▸ Raw records
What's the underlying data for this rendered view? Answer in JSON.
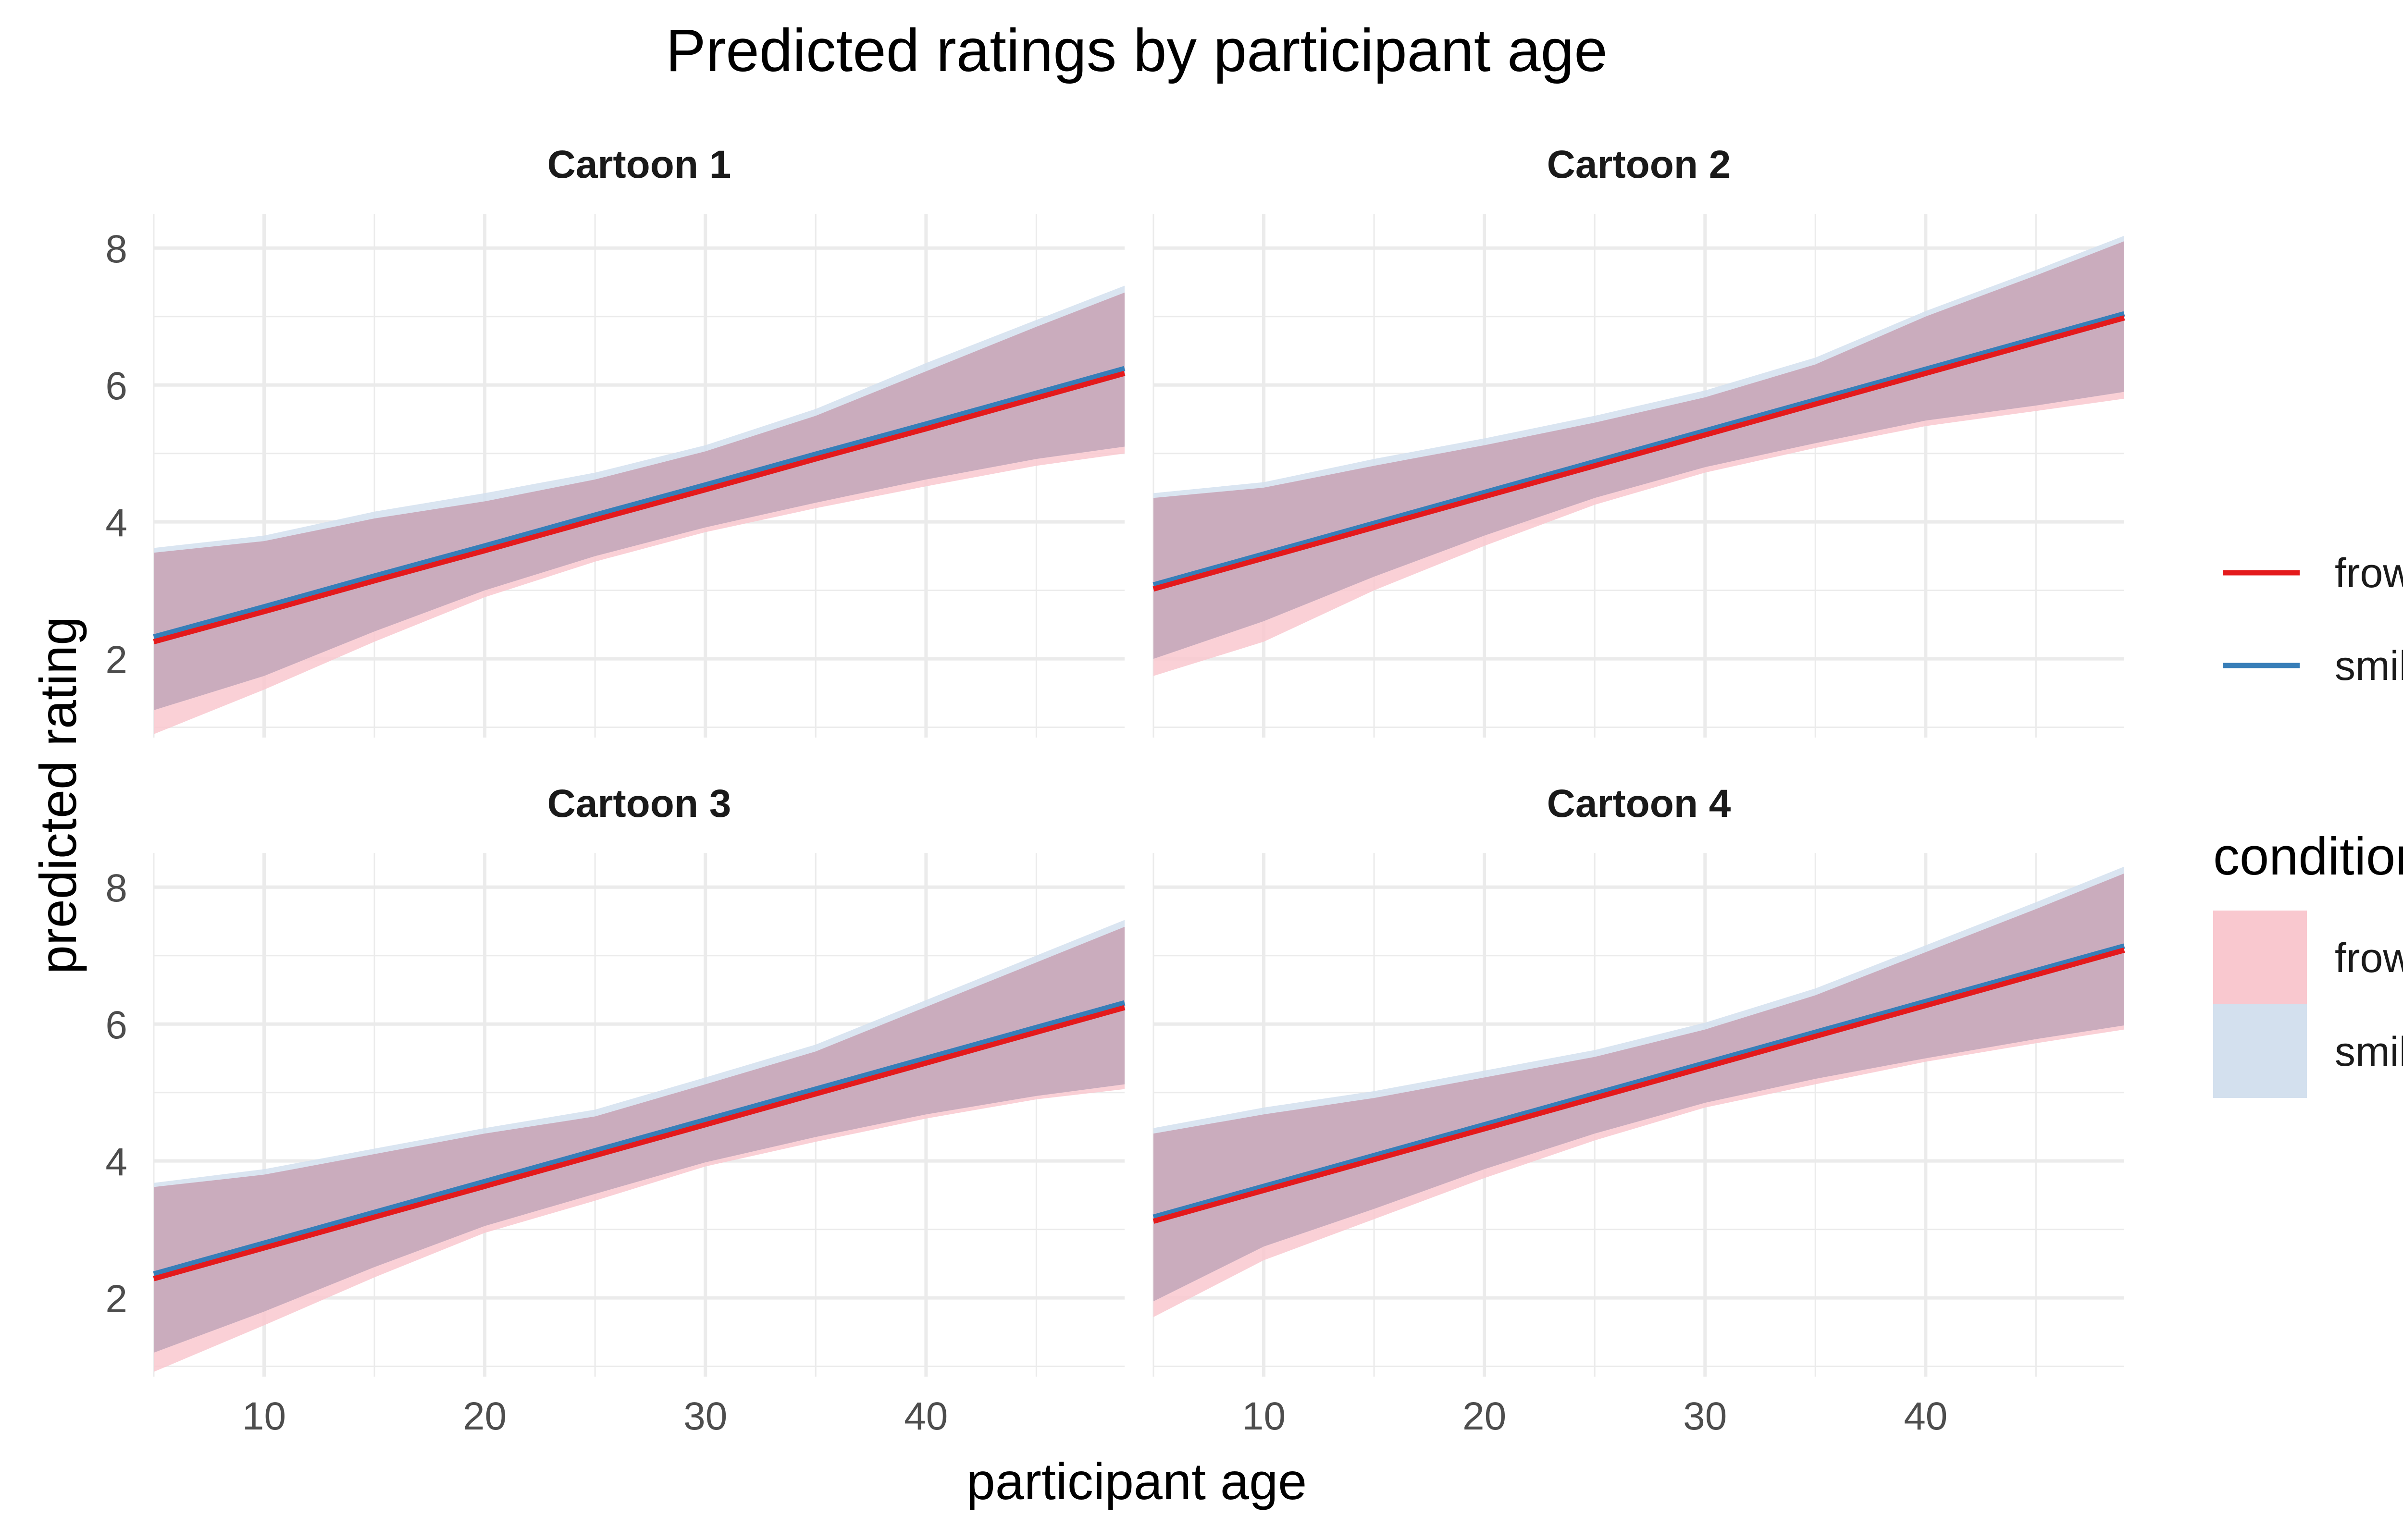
{
  "chart_data": {
    "type": "line",
    "title": "Predicted ratings by participant age",
    "xlabel": "participant age",
    "ylabel": "predicted rating",
    "xlim": [
      5,
      49
    ],
    "ylim": [
      0.85,
      8.5
    ],
    "x_ticks": [
      10,
      20,
      30,
      40
    ],
    "y_ticks": [
      2,
      4,
      6,
      8
    ],
    "grid": true,
    "legend": {
      "position": "right",
      "line_title": "",
      "fill_title": "condition",
      "entries": [
        "frown",
        "smile"
      ]
    },
    "colors": {
      "frown_line": "#e41a1c",
      "smile_line": "#377eb8",
      "frown_fill": "#f9c8cf",
      "smile_fill": "#d3e0ee",
      "overlap_fill": "#c9a9bb",
      "grid": "#ebebeb"
    },
    "x_points": [
      5,
      10,
      15,
      20,
      25,
      30,
      35,
      40,
      45,
      49
    ],
    "panels": [
      {
        "title": "Cartoon 1",
        "series": [
          {
            "name": "frown",
            "values": [
              2.25,
              2.69,
              3.14,
              3.58,
              4.03,
              4.47,
              4.92,
              5.36,
              5.81,
              6.17
            ],
            "lower": [
              0.9,
              1.55,
              2.25,
              2.9,
              3.42,
              3.85,
              4.2,
              4.52,
              4.82,
              5.0
            ],
            "upper": [
              3.55,
              3.72,
              4.05,
              4.3,
              4.62,
              5.03,
              5.55,
              6.2,
              6.85,
              7.35
            ]
          },
          {
            "name": "smile",
            "values": [
              2.32,
              2.76,
              3.21,
              3.65,
              4.1,
              4.54,
              4.99,
              5.43,
              5.88,
              6.24
            ],
            "lower": [
              1.25,
              1.75,
              2.4,
              3.0,
              3.5,
              3.92,
              4.28,
              4.62,
              4.92,
              5.1
            ],
            "upper": [
              3.62,
              3.8,
              4.15,
              4.42,
              4.72,
              5.12,
              5.65,
              6.32,
              6.95,
              7.45
            ]
          }
        ]
      },
      {
        "title": "Cartoon 2",
        "series": [
          {
            "name": "frown",
            "values": [
              3.02,
              3.47,
              3.92,
              4.37,
              4.82,
              5.27,
              5.72,
              6.17,
              6.62,
              6.98
            ],
            "lower": [
              1.75,
              2.25,
              3.0,
              3.65,
              4.25,
              4.72,
              5.08,
              5.4,
              5.62,
              5.8
            ],
            "upper": [
              4.35,
              4.5,
              4.82,
              5.12,
              5.45,
              5.82,
              6.3,
              7.0,
              7.6,
              8.1
            ]
          },
          {
            "name": "smile",
            "values": [
              3.08,
              3.53,
              3.98,
              4.43,
              4.88,
              5.33,
              5.78,
              6.23,
              6.68,
              7.04
            ],
            "lower": [
              2.0,
              2.55,
              3.2,
              3.8,
              4.35,
              4.8,
              5.15,
              5.48,
              5.7,
              5.9
            ],
            "upper": [
              4.42,
              4.58,
              4.92,
              5.22,
              5.55,
              5.92,
              6.4,
              7.08,
              7.68,
              8.18
            ]
          }
        ]
      },
      {
        "title": "Cartoon 3",
        "series": [
          {
            "name": "frown",
            "values": [
              2.28,
              2.73,
              3.18,
              3.63,
              4.08,
              4.53,
              4.98,
              5.43,
              5.88,
              6.24
            ],
            "lower": [
              0.92,
              1.6,
              2.3,
              2.95,
              3.42,
              3.92,
              4.28,
              4.62,
              4.9,
              5.05
            ],
            "upper": [
              3.62,
              3.8,
              4.1,
              4.4,
              4.65,
              5.12,
              5.6,
              6.25,
              6.9,
              7.42
            ]
          },
          {
            "name": "smile",
            "values": [
              2.35,
              2.8,
              3.25,
              3.7,
              4.15,
              4.6,
              5.05,
              5.5,
              5.95,
              6.31
            ],
            "lower": [
              1.2,
              1.8,
              2.45,
              3.05,
              3.52,
              3.98,
              4.35,
              4.68,
              4.95,
              5.12
            ],
            "upper": [
              3.68,
              3.88,
              4.18,
              4.48,
              4.75,
              5.22,
              5.7,
              6.35,
              7.0,
              7.52
            ]
          }
        ]
      },
      {
        "title": "Cartoon 4",
        "series": [
          {
            "name": "frown",
            "values": [
              3.12,
              3.57,
              4.02,
              4.47,
              4.92,
              5.37,
              5.82,
              6.27,
              6.72,
              7.08
            ],
            "lower": [
              1.72,
              2.55,
              3.15,
              3.75,
              4.3,
              4.78,
              5.12,
              5.45,
              5.72,
              5.92
            ],
            "upper": [
              4.4,
              4.68,
              4.92,
              5.22,
              5.52,
              5.92,
              6.42,
              7.05,
              7.68,
              8.2
            ]
          },
          {
            "name": "smile",
            "values": [
              3.18,
              3.63,
              4.08,
              4.53,
              4.98,
              5.43,
              5.88,
              6.33,
              6.78,
              7.14
            ],
            "lower": [
              1.95,
              2.75,
              3.3,
              3.88,
              4.4,
              4.85,
              5.2,
              5.5,
              5.78,
              5.98
            ],
            "upper": [
              4.48,
              4.78,
              5.02,
              5.32,
              5.62,
              6.02,
              6.52,
              7.15,
              7.78,
              8.3
            ]
          }
        ]
      }
    ]
  }
}
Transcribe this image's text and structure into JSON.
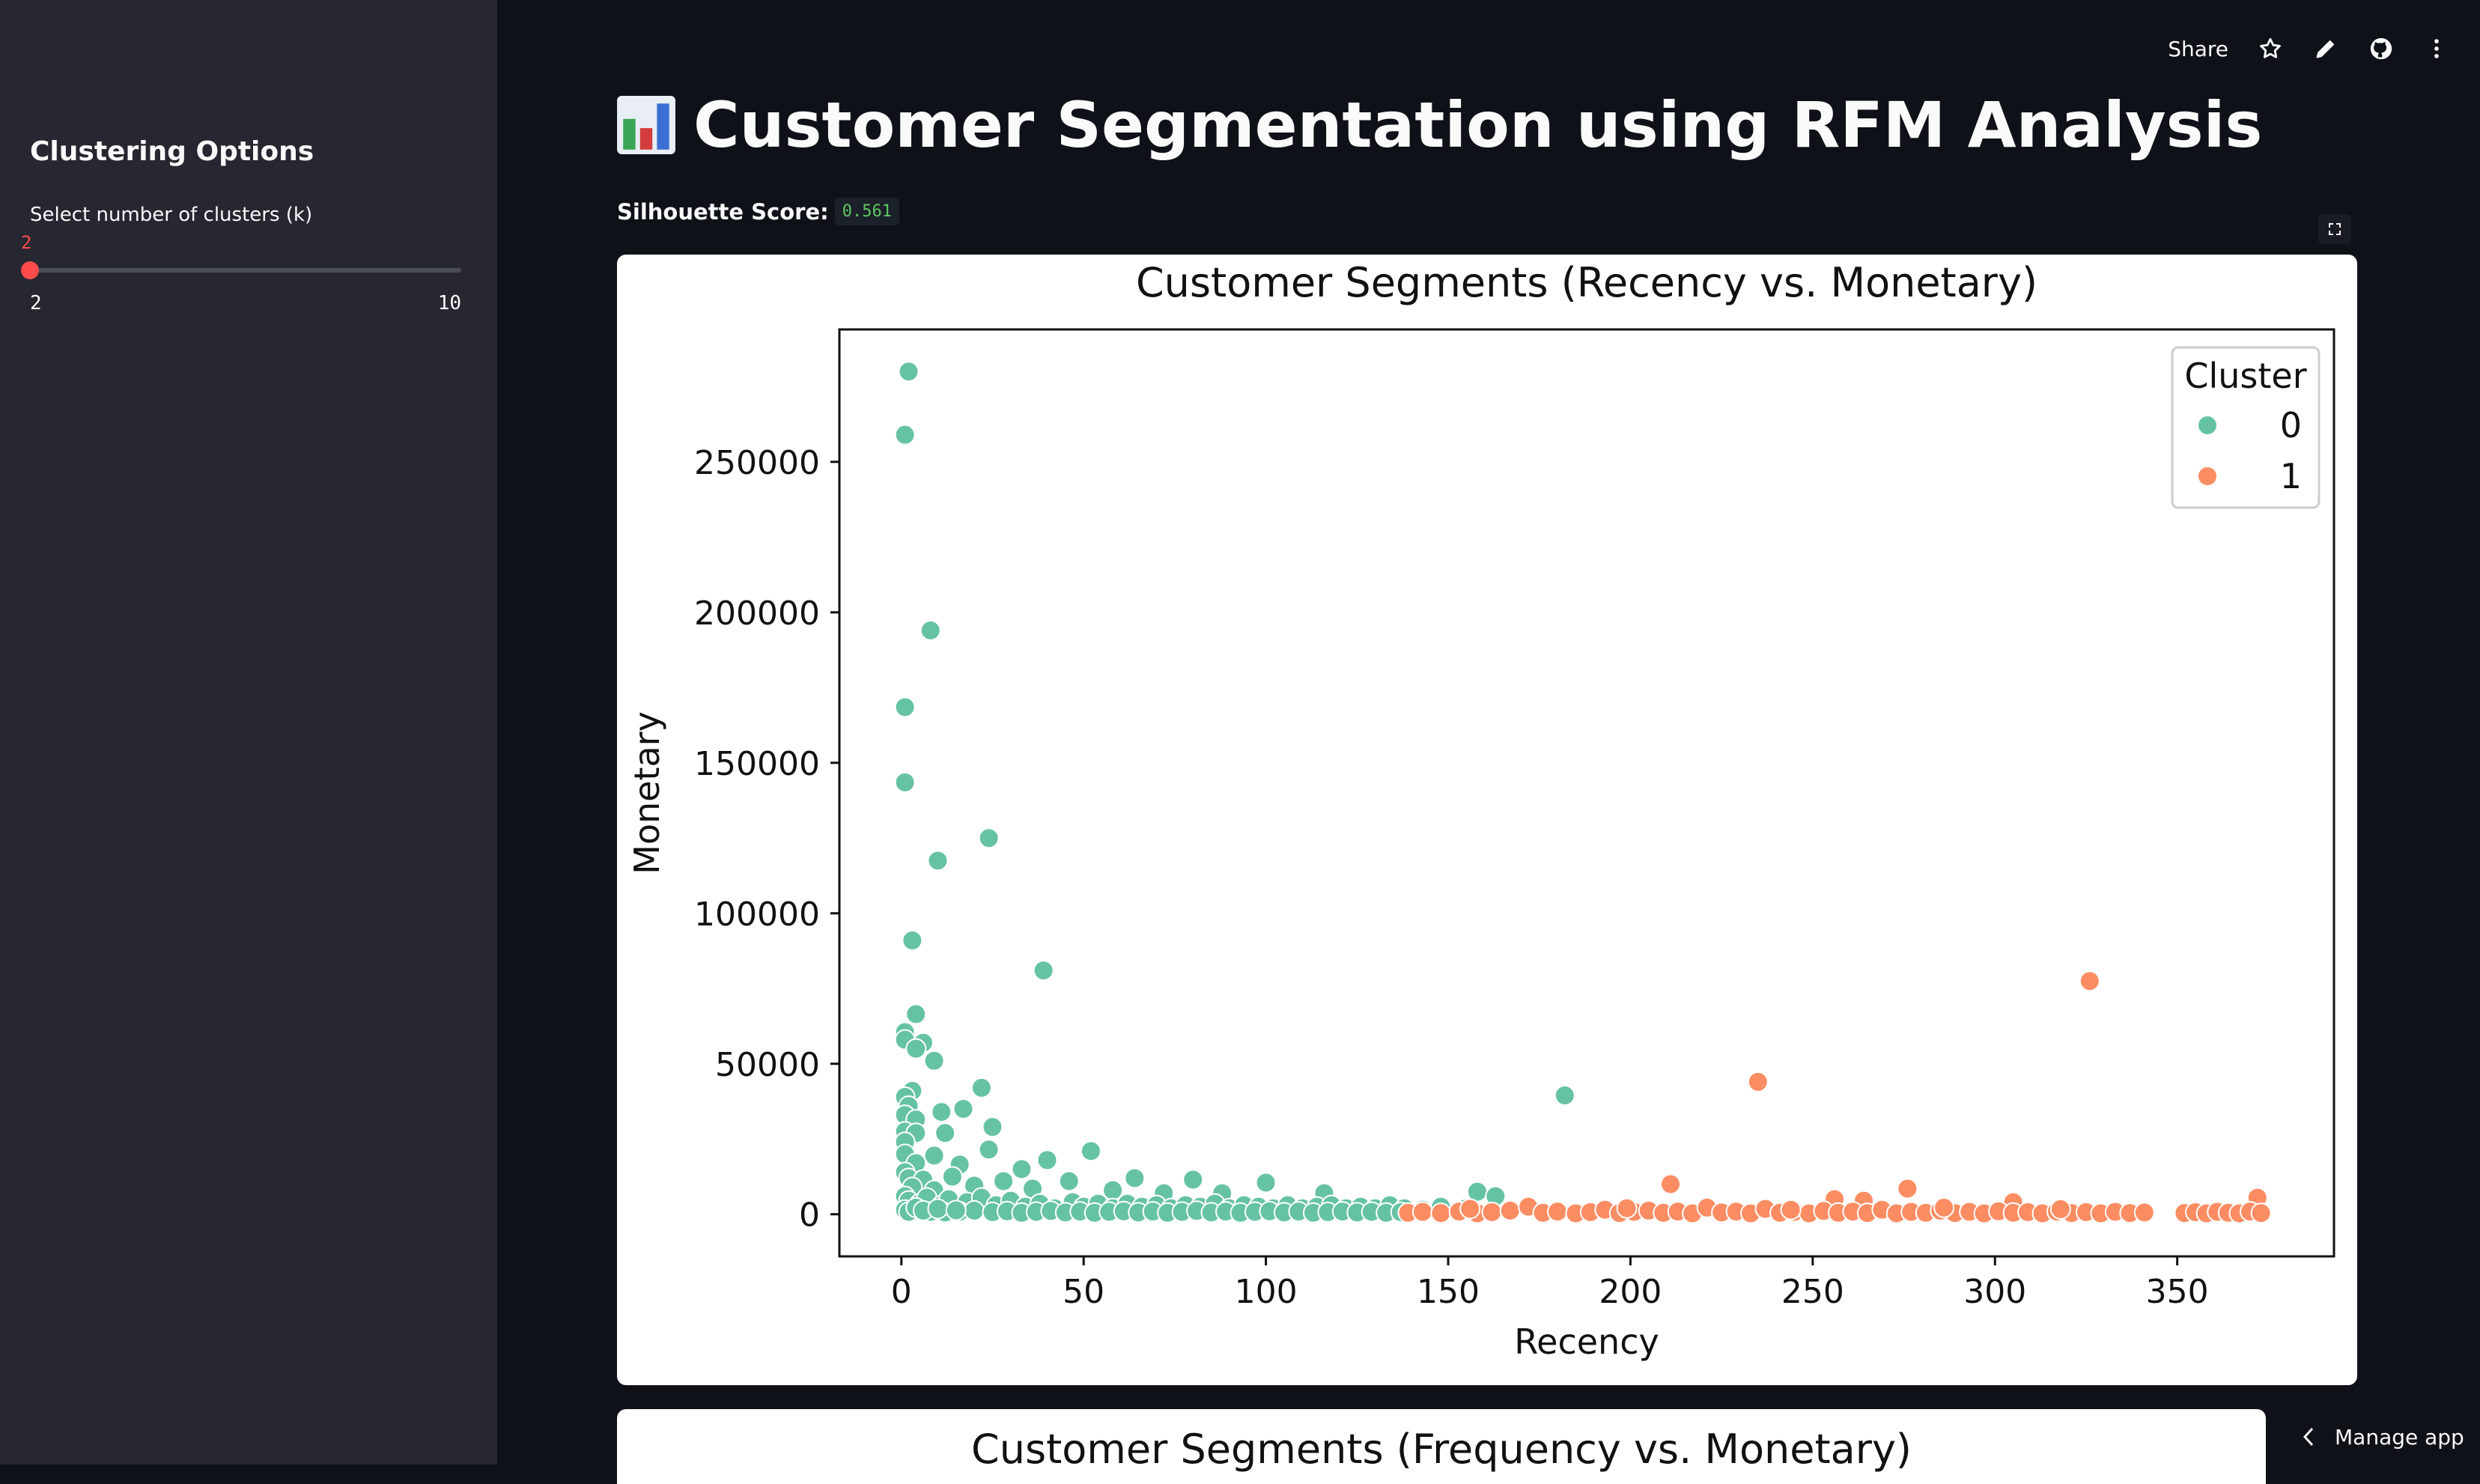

▸ Work to be completed
Look through the material and say how many lines hold "Cartoon". Give the number only.

▸ Answer for the task
4